=== WHAT YOU HAVE TO DO ===
Please repeat all of the listing exactly.

Saved data entries:
═══

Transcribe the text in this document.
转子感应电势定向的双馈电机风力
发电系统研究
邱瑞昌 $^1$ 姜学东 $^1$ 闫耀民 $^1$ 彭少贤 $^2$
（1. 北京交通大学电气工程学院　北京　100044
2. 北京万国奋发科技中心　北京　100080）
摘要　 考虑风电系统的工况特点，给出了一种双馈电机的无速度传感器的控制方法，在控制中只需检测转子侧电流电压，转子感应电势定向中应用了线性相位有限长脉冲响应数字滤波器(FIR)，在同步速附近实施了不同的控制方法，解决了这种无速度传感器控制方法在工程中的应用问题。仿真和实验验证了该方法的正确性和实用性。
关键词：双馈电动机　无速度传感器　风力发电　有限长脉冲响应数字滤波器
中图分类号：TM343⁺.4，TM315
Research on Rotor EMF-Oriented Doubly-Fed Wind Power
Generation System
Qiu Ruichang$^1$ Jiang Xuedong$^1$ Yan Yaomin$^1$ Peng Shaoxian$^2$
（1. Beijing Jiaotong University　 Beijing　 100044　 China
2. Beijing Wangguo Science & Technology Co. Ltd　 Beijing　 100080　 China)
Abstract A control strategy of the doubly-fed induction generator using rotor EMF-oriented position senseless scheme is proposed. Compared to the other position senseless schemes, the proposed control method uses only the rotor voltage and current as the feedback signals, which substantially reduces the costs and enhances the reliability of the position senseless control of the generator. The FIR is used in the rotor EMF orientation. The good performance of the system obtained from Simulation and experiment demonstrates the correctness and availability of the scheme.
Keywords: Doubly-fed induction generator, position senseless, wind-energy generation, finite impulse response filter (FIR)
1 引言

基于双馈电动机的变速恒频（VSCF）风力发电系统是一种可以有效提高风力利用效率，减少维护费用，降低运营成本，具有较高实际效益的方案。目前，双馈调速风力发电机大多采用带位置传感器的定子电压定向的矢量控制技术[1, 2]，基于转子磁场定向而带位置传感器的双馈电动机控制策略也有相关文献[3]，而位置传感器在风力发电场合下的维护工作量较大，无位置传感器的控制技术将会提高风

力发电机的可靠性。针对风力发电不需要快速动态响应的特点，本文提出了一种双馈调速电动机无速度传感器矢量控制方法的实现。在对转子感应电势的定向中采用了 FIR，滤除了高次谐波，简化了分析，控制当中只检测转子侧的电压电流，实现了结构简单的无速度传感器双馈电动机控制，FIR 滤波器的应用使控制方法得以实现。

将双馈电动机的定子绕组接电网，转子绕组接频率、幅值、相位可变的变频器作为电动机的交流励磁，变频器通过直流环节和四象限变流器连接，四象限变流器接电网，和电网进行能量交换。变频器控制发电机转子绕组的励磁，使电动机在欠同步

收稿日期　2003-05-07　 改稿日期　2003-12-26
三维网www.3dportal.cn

═══

=== EXERCISE ANSWER ===
Transcribe the text in this document.
转子感应电势定向的双馈电机风力
发电系统研究
邱瑞昌 $^1$ 姜学东 $^1$ 闫耀民 $^1$ 彭少贤 $^2$
（1. 北京交通大学电气工程学院　北京　100044
2. 北京万国奋发科技中心　北京　100080）
摘要　 考虑风电系统的工况特点，给出了一种双馈电机的无速度传感器的控制方法，在控制中只需检测转子侧电流电压，转子感应电势定向中应用了线性相位有限长脉冲响应数字滤波器(FIR)，在同步速附近实施了不同的控制方法，解决了这种无速度传感器控制方法在工程中的应用问题。仿真和实验验证了该方法的正确性和实用性。
关键词：双馈电动机　无速度传感器　风力发电　有限长脉冲响应数字滤波器
中图分类号：TM343⁺.4，TM315
Research on Rotor EMF-Oriented Doubly-Fed Wind Power
Generation System
Qiu Ruichang$^1$ Jiang Xuedong$^1$ Yan Yaomin$^1$ Peng Shaoxian$^2$
（1. Beijing Jiaotong University　 Beijing　 100044　 China
2. Beijing Wangguo Science & Technology Co. Ltd　 Beijing　 100080　 China)
Abstract A control strategy of the doubly-fed induction generator using rotor EMF-oriented position senseless scheme is proposed. Compared to the other position senseless schemes, the proposed control method uses only the rotor voltage and current as the feedback signals, which substantially reduces the costs and enhances the reliability of the position senseless control of the generator. The FIR is used in the rotor EMF orientation. The good performance of the system obtained from Simulation and experiment demonstrates the correctness and availability of the scheme.
Keywords: Doubly-fed induction generator, position senseless, wind-energy generation, finite impulse response filter (FIR)
1 引言

基于双馈电动机的变速恒频（VSCF）风力发电系统是一种可以有效提高风力利用效率，减少维护费用，降低运营成本，具有较高实际效益的方案。目前，双馈调速风力发电机大多采用带位置传感器的定子电压定向的矢量控制技术[1, 2]，基于转子磁场定向而带位置传感器的双馈电动机控制策略也有相关文献[3]，而位置传感器在风力发电场合下的维护工作量较大，无位置传感器的控制技术将会提高风

力发电机的可靠性。针对风力发电不需要快速动态响应的特点，本文提出了一种双馈调速电动机无速度传感器矢量控制方法的实现。在对转子感应电势的定向中采用了 FIR，滤除了高次谐波，简化了分析，控制当中只检测转子侧的电压电流，实现了结构简单的无速度传感器双馈电动机控制，FIR 滤波器的应用使控制方法得以实现。

将双馈电动机的定子绕组接电网，转子绕组接频率、幅值、相位可变的变频器作为电动机的交流励磁，变频器通过直流环节和四象限变流器连接，四象限变流器接电网，和电网进行能量交换。变频器控制发电机转子绕组的励磁，使电动机在欠同步

收稿日期　2003-05-07　 改稿日期　2003-12-26
三维网www.3dportal.cn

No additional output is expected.